Data items
>> BEGIN
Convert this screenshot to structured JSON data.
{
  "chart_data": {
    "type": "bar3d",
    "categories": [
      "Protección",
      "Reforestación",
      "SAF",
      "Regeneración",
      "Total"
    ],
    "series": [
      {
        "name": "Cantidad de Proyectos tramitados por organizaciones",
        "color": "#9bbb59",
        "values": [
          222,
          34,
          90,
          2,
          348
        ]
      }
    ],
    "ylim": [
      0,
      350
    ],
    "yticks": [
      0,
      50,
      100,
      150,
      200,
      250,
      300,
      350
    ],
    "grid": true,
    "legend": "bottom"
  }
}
>> END
[Requirement] Reproduce each line verbatim.

[Correct output]
Convert this screenshot to structured JSON data.
{
  "chart_data": {
    "type": "bar3d",
    "categories": [
      "Protección",
      "Reforestación",
      "SAF",
      "Regeneración",
      "Total"
    ],
    "series": [
      {
        "name": "Cantidad de Proyectos tramitados por organizaciones",
        "color": "#9bbb59",
        "values": [
          222,
          34,
          90,
          2,
          348
        ]
      }
    ],
    "ylim": [
      0,
      350
    ],
    "yticks": [
      0,
      50,
      100,
      150,
      200,
      250,
      300,
      350
    ],
    "grid": true,
    "legend": "bottom"
  }
}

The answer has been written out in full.